■ Your task
Find the string "animo" in the data, then copy every line where it is found.

■ Excerpted data

+++

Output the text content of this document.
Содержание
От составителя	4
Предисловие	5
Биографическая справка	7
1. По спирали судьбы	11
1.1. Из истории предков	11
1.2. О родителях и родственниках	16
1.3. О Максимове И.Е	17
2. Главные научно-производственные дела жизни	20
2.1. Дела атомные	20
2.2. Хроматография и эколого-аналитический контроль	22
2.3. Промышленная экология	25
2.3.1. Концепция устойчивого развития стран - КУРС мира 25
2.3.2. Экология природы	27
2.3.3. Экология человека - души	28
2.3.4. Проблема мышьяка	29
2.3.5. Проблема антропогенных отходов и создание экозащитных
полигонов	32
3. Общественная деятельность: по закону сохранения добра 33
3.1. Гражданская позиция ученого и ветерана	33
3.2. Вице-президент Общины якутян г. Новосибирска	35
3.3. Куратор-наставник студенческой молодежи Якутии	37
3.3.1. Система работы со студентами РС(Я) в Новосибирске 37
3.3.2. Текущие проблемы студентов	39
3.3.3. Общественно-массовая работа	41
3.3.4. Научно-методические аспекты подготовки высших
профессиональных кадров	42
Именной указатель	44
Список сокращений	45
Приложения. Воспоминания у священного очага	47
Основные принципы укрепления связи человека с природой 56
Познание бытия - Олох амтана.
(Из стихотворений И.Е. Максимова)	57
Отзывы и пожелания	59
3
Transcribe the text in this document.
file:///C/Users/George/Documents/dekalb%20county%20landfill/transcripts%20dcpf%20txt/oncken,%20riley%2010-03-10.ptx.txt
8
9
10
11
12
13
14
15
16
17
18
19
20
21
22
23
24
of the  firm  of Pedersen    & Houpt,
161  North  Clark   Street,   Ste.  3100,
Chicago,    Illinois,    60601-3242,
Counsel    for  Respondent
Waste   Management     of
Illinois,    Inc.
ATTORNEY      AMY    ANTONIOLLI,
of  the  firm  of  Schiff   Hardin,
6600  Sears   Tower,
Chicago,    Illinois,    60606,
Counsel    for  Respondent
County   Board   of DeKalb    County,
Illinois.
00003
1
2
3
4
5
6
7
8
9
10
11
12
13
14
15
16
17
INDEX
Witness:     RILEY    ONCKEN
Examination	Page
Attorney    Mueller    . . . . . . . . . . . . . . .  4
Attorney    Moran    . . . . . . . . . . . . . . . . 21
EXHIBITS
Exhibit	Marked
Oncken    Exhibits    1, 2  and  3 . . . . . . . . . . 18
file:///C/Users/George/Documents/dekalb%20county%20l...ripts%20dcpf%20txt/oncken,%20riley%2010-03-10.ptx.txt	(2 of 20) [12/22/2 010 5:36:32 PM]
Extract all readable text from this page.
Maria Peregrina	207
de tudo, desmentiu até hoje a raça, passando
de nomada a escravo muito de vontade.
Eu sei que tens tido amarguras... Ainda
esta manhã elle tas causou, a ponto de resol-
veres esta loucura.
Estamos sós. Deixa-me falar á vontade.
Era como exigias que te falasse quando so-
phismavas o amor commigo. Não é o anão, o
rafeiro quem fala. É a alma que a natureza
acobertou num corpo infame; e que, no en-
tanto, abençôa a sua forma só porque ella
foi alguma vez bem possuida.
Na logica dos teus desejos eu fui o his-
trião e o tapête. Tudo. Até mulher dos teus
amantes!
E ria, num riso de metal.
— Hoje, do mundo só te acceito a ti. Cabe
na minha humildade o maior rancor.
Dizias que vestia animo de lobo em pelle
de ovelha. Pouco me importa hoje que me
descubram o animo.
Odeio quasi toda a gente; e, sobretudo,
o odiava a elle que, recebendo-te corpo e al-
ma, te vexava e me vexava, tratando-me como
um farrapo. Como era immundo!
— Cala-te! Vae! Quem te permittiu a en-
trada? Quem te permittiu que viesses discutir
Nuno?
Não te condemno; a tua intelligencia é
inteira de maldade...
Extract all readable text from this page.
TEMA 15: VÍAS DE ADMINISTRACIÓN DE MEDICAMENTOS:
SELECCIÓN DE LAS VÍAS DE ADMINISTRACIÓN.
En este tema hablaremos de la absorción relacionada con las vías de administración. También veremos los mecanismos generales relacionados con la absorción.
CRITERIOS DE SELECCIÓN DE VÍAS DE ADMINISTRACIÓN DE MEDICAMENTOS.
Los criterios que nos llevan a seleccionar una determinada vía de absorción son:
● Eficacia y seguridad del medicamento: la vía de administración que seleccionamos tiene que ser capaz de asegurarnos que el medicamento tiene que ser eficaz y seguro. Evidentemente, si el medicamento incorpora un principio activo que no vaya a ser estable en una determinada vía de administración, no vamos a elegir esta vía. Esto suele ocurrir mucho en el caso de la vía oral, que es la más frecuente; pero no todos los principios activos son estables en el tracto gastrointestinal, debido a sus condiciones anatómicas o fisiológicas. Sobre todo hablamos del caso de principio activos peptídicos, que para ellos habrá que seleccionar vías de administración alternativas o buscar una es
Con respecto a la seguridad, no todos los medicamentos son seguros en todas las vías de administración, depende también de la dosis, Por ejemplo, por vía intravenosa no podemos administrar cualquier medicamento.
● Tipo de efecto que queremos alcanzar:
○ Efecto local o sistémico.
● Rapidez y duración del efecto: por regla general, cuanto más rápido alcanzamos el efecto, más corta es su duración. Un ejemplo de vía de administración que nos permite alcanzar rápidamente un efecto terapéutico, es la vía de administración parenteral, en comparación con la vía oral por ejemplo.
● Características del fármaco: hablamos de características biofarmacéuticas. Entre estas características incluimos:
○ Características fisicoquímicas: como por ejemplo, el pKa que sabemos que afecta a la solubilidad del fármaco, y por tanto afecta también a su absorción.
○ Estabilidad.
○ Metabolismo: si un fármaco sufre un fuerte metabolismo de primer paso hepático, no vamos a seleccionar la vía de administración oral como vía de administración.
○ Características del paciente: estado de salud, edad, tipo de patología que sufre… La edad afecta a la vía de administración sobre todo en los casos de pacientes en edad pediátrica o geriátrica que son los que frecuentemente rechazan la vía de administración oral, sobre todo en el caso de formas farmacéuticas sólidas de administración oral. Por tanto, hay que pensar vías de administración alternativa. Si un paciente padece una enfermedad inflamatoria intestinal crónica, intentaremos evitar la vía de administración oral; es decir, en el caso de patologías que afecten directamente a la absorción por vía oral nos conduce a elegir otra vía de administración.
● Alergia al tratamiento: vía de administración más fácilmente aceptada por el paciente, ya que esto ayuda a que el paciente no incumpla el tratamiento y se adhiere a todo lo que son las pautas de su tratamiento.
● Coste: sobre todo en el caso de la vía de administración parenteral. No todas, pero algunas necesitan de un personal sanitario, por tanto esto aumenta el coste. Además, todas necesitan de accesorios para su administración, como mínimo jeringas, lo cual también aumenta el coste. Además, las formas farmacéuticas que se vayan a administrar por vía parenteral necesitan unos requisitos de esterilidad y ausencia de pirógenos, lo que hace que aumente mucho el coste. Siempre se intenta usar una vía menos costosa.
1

+++

■ Answer
Dizias que vestia animo de lobo em pelle
descubram o animo.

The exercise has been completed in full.